--- START OF Excerpted records ---
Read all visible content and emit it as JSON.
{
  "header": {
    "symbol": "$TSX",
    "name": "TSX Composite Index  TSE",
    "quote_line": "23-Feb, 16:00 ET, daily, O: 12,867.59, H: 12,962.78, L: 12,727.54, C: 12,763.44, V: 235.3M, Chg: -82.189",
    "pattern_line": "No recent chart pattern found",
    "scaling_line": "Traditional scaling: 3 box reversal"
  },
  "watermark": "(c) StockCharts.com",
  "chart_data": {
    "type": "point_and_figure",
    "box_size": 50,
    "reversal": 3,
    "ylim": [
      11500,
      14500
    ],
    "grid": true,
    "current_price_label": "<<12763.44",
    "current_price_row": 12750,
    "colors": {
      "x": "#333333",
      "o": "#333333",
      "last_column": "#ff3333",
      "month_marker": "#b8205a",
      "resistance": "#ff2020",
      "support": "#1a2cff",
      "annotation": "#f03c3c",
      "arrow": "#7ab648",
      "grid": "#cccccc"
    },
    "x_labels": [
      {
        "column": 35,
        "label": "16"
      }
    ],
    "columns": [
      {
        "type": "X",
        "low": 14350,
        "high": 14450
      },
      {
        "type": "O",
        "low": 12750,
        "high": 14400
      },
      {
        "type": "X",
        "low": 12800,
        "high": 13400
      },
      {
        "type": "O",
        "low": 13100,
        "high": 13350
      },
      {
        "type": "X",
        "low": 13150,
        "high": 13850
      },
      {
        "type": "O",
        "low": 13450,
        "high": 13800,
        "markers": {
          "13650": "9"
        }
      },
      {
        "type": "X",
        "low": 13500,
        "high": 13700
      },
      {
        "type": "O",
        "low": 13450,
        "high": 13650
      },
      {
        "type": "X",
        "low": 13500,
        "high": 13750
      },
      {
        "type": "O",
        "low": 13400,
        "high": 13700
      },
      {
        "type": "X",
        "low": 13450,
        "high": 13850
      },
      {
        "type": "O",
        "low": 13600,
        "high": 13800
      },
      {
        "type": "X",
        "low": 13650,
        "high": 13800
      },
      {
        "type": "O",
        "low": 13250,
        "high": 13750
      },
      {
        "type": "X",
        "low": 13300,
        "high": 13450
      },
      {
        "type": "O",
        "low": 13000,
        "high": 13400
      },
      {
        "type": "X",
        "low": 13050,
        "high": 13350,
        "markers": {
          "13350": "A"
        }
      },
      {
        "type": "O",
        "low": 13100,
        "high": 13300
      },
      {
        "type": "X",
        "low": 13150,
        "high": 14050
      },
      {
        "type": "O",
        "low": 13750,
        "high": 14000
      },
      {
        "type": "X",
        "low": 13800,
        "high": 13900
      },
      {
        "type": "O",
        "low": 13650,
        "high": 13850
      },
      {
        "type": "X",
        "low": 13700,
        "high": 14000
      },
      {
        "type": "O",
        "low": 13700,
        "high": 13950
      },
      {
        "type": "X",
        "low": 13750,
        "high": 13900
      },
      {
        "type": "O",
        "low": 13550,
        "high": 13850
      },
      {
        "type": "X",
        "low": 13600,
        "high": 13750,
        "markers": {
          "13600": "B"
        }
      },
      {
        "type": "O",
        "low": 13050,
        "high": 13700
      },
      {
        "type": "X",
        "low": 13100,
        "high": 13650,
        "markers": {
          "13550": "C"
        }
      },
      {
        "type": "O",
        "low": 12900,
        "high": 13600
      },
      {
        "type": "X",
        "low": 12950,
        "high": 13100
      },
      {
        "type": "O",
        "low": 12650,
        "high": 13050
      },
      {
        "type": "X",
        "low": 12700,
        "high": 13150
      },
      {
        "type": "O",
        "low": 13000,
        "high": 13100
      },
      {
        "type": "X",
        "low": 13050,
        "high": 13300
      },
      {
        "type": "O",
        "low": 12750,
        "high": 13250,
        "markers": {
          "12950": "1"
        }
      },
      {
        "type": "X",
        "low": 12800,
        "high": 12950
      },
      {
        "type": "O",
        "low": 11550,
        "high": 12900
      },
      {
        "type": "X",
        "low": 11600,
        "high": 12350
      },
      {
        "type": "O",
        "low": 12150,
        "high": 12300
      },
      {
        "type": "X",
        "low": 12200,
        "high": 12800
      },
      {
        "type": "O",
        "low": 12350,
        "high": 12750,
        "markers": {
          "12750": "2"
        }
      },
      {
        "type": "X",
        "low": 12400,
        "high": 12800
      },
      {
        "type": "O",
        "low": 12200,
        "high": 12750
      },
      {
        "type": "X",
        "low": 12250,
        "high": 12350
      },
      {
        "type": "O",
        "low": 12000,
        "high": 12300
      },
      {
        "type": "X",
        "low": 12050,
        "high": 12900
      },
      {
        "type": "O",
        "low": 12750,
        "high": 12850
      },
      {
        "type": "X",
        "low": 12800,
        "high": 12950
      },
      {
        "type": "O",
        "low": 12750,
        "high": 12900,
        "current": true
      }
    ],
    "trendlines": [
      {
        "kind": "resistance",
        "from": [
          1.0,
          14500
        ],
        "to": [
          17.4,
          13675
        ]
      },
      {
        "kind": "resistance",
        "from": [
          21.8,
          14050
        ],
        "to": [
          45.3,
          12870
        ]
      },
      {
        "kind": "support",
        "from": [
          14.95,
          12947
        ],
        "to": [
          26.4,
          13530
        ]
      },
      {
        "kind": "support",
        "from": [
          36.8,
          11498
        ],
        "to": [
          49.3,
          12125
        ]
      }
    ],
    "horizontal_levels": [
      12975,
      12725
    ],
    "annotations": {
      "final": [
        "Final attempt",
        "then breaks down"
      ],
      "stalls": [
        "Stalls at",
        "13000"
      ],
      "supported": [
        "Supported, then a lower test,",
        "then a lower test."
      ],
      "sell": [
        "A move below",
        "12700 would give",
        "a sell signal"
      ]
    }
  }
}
--- END OF Excerpted records ---
Task directions | Each line of the material above must be retyped precisely.

Solution to this exercise |
Read all visible content and emit it as JSON.
{
  "header": {
    "symbol": "$TSX",
    "name": "TSX Composite Index  TSE",
    "quote_line": "23-Feb, 16:00 ET, daily, O: 12,867.59, H: 12,962.78, L: 12,727.54, C: 12,763.44, V: 235.3M, Chg: -82.189",
    "pattern_line": "No recent chart pattern found",
    "scaling_line": "Traditional scaling: 3 box reversal"
  },
  "watermark": "(c) StockCharts.com",
  "chart_data": {
    "type": "point_and_figure",
    "box_size": 50,
    "reversal": 3,
    "ylim": [
      11500,
      14500
    ],
    "grid": true,
    "current_price_label": "<<12763.44",
    "current_price_row": 12750,
    "colors": {
      "x": "#333333",
      "o": "#333333",
      "last_column": "#ff3333",
      "month_marker": "#b8205a",
      "resistance": "#ff2020",
      "support": "#1a2cff",
      "annotation": "#f03c3c",
      "arrow": "#7ab648",
      "grid": "#cccccc"
    },
    "x_labels": [
      {
        "column": 35,
        "label": "16"
      }
    ],
    "columns": [
      {
        "type": "X",
        "low": 14350,
        "high": 14450
      },
      {
        "type": "O",
        "low": 12750,
        "high": 14400
      },
      {
        "type": "X",
        "low": 12800,
        "high": 13400
      },
      {
        "type": "O",
        "low": 13100,
        "high": 13350
      },
      {
        "type": "X",
        "low": 13150,
        "high": 13850
      },
      {
        "type": "O",
        "low": 13450,
        "high": 13800,
        "markers": {
          "13650": "9"
        }
      },
      {
        "type": "X",
        "low": 13500,
        "high": 13700
      },
      {
        "type": "O",
        "low": 13450,
        "high": 13650
      },
      {
        "type": "X",
        "low": 13500,
        "high": 13750
      },
      {
        "type": "O",
        "low": 13400,
        "high": 13700
      },
      {
        "type": "X",
        "low": 13450,
        "high": 13850
      },
      {
        "type": "O",
        "low": 13600,
        "high": 13800
      },
      {
        "type": "X",
        "low": 13650,
        "high": 13800
      },
      {
        "type": "O",
        "low": 13250,
        "high": 13750
      },
      {
        "type": "X",
        "low": 13300,
        "high": 13450
      },
      {
        "type": "O",
        "low": 13000,
        "high": 13400
      },
      {
        "type": "X",
        "low": 13050,
        "high": 13350,
        "markers": {
          "13350": "A"
        }
      },
      {
        "type": "O",
        "low": 13100,
        "high": 13300
      },
      {
        "type": "X",
        "low": 13150,
        "high": 14050
      },
      {
        "type": "O",
        "low": 13750,
        "high": 14000
      },
      {
        "type": "X",
        "low": 13800,
        "high": 13900
      },
      {
        "type": "O",
        "low": 13650,
        "high": 13850
      },
      {
        "type": "X",
        "low": 13700,
        "high": 14000
      },
      {
        "type": "O",
        "low": 13700,
        "high": 13950
      },
      {
        "type": "X",
        "low": 13750,
        "high": 13900
      },
      {
        "type": "O",
        "low": 13550,
        "high": 13850
      },
      {
        "type": "X",
        "low": 13600,
        "high": 13750,
        "markers": {
          "13600": "B"
        }
      },
      {
        "type": "O",
        "low": 13050,
        "high": 13700
      },
      {
        "type": "X",
        "low": 13100,
        "high": 13650,
        "markers": {
          "13550": "C"
        }
      },
      {
        "type": "O",
        "low": 12900,
        "high": 13600
      },
      {
        "type": "X",
        "low": 12950,
        "high": 13100
      },
      {
        "type": "O",
        "low": 12650,
        "high": 13050
      },
      {
        "type": "X",
        "low": 12700,
        "high": 13150
      },
      {
        "type": "O",
        "low": 13000,
        "high": 13100
      },
      {
        "type": "X",
        "low": 13050,
        "high": 13300
      },
      {
        "type": "O",
        "low": 12750,
        "high": 13250,
        "markers": {
          "12950": "1"
        }
      },
      {
        "type": "X",
        "low": 12800,
        "high": 12950
      },
      {
        "type": "O",
        "low": 11550,
        "high": 12900
      },
      {
        "type": "X",
        "low": 11600,
        "high": 12350
      },
      {
        "type": "O",
        "low": 12150,
        "high": 12300
      },
      {
        "type": "X",
        "low": 12200,
        "high": 12800
      },
      {
        "type": "O",
        "low": 12350,
        "high": 12750,
        "markers": {
          "12750": "2"
        }
      },
      {
        "type": "X",
        "low": 12400,
        "high": 12800
      },
      {
        "type": "O",
        "low": 12200,
        "high": 12750
      },
      {
        "type": "X",
        "low": 12250,
        "high": 12350
      },
      {
        "type": "O",
        "low": 12000,
        "high": 12300
      },
      {
        "type": "X",
        "low": 12050,
        "high": 12900
      },
      {
        "type": "O",
        "low": 12750,
        "high": 12850
      },
      {
        "type": "X",
        "low": 12800,
        "high": 12950
      },
      {
        "type": "O",
        "low": 12750,
        "high": 12900,
        "current": true
      }
    ],
    "trendlines": [
      {
        "kind": "resistance",
        "from": [
          1.0,
          14500
        ],
        "to": [
          17.4,
          13675
        ]
      },
      {
        "kind": "resistance",
        "from": [
          21.8,
          14050
        ],
        "to": [
          45.3,
          12870
        ]
      },
      {
        "kind": "support",
        "from": [
          14.95,
          12947
        ],
        "to": [
          26.4,
          13530
        ]
      },
      {
        "kind": "support",
        "from": [
          36.8,
          11498
        ],
        "to": [
          49.3,
          12125
        ]
      }
    ],
    "horizontal_levels": [
      12975,
      12725
    ],
    "annotations": {
      "final": [
        "Final attempt",
        "then breaks down"
      ],
      "stalls": [
        "Stalls at",
        "13000"
      ],
      "supported": [
        "Supported, then a lower test,",
        "then a lower test."
      ],
      "sell": [
        "A move below",
        "12700 would give",
        "a sell signal"
      ]
    }
  }
}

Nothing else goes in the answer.